:: WHAT THE TASK REQUIRES ::
Transcribe every line exactly and omit anything that is a picture.

-*-*-

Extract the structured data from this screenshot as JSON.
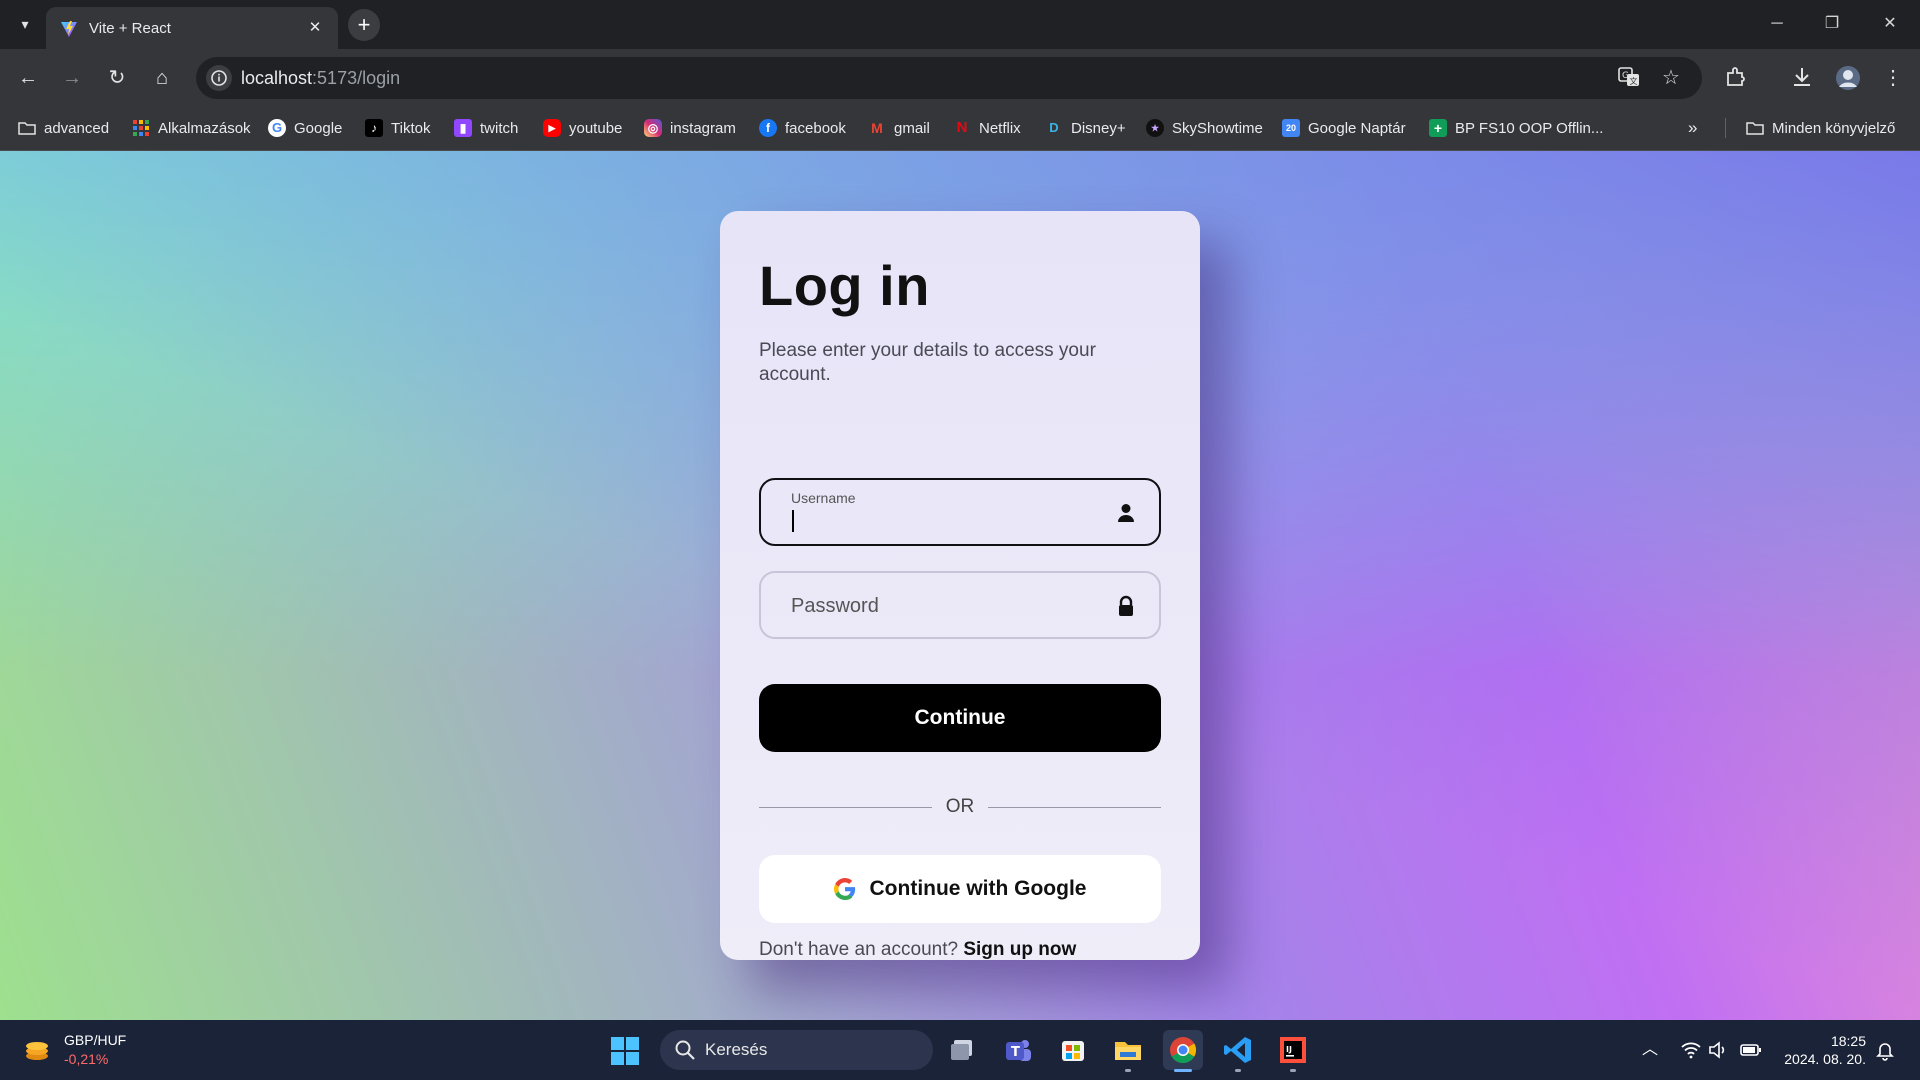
{
  "browser": {
    "tab_title": "Vite + React",
    "url_host": "localhost",
    "url_path": ":5173/login",
    "bookmarks": [
      {
        "label": "advanced",
        "icon": "folder-icon"
      },
      {
        "label": "Alkalmazások",
        "icon": "apps-grid-icon"
      },
      {
        "label": "Google",
        "icon": "google-icon"
      },
      {
        "label": "Tiktok",
        "icon": "tiktok-icon"
      },
      {
        "label": "twitch",
        "icon": "twitch-icon"
      },
      {
        "label": "youtube",
        "icon": "youtube-icon"
      },
      {
        "label": "instagram",
        "icon": "instagram-icon"
      },
      {
        "label": "facebook",
        "icon": "facebook-icon"
      },
      {
        "label": "gmail",
        "icon": "gmail-icon"
      },
      {
        "label": "Netflix",
        "icon": "netflix-icon"
      },
      {
        "label": "Disney+",
        "icon": "disney-icon"
      },
      {
        "label": "SkyShowtime",
        "icon": "skyshowtime-icon"
      },
      {
        "label": "Google Naptár",
        "icon": "calendar-icon"
      },
      {
        "label": "BP FS10 OOP Offlin...",
        "icon": "sheets-icon"
      }
    ],
    "all_bookmarks_label": "Minden könyvjelző"
  },
  "login": {
    "title": "Log in",
    "subtitle": "Please enter your details to access your account.",
    "username_label": "Username",
    "password_placeholder": "Password",
    "continue_label": "Continue",
    "or_label": "OR",
    "google_label": "Continue with Google",
    "signup_prompt": "Don't have an account?",
    "signup_link": "Sign up now"
  },
  "taskbar": {
    "widget_pair": "GBP/HUF",
    "widget_change": "-0,21%",
    "search_placeholder": "Keresés",
    "time": "18:25",
    "date": "2024. 08. 20."
  },
  "colors": {
    "card_bg": "#ece9f8",
    "button_primary": "#000000",
    "accent_gradient": [
      "#9ee08e",
      "#7ee4dd",
      "#8070ee",
      "#c06ff3",
      "#f29cc7"
    ]
  }
}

-*-*-

:: ANSWER FOR THIS EXERCISE ::
Extract the structured data from this screenshot as JSON.
{
  "browser": {
    "tab_title": "Vite + React",
    "url_host": "localhost",
    "url_path": ":5173/login",
    "bookmarks": [
      {
        "label": "advanced",
        "icon": "folder-icon"
      },
      {
        "label": "Alkalmazások",
        "icon": "apps-grid-icon"
      },
      {
        "label": "Google",
        "icon": "google-icon"
      },
      {
        "label": "Tiktok",
        "icon": "tiktok-icon"
      },
      {
        "label": "twitch",
        "icon": "twitch-icon"
      },
      {
        "label": "youtube",
        "icon": "youtube-icon"
      },
      {
        "label": "instagram",
        "icon": "instagram-icon"
      },
      {
        "label": "facebook",
        "icon": "facebook-icon"
      },
      {
        "label": "gmail",
        "icon": "gmail-icon"
      },
      {
        "label": "Netflix",
        "icon": "netflix-icon"
      },
      {
        "label": "Disney+",
        "icon": "disney-icon"
      },
      {
        "label": "SkyShowtime",
        "icon": "skyshowtime-icon"
      },
      {
        "label": "Google Naptár",
        "icon": "calendar-icon"
      },
      {
        "label": "BP FS10 OOP Offlin...",
        "icon": "sheets-icon"
      }
    ],
    "all_bookmarks_label": "Minden könyvjelző"
  },
  "login": {
    "title": "Log in",
    "subtitle": "Please enter your details to access your account.",
    "username_label": "Username",
    "password_placeholder": "Password",
    "continue_label": "Continue",
    "or_label": "OR",
    "google_label": "Continue with Google",
    "signup_prompt": "Don't have an account?",
    "signup_link": "Sign up now"
  },
  "taskbar": {
    "widget_pair": "GBP/HUF",
    "widget_change": "-0,21%",
    "search_placeholder": "Keresés",
    "time": "18:25",
    "date": "2024. 08. 20."
  },
  "colors": {
    "card_bg": "#ece9f8",
    "button_primary": "#000000",
    "accent_gradient": [
      "#9ee08e",
      "#7ee4dd",
      "#8070ee",
      "#c06ff3",
      "#f29cc7"
    ]
  }
}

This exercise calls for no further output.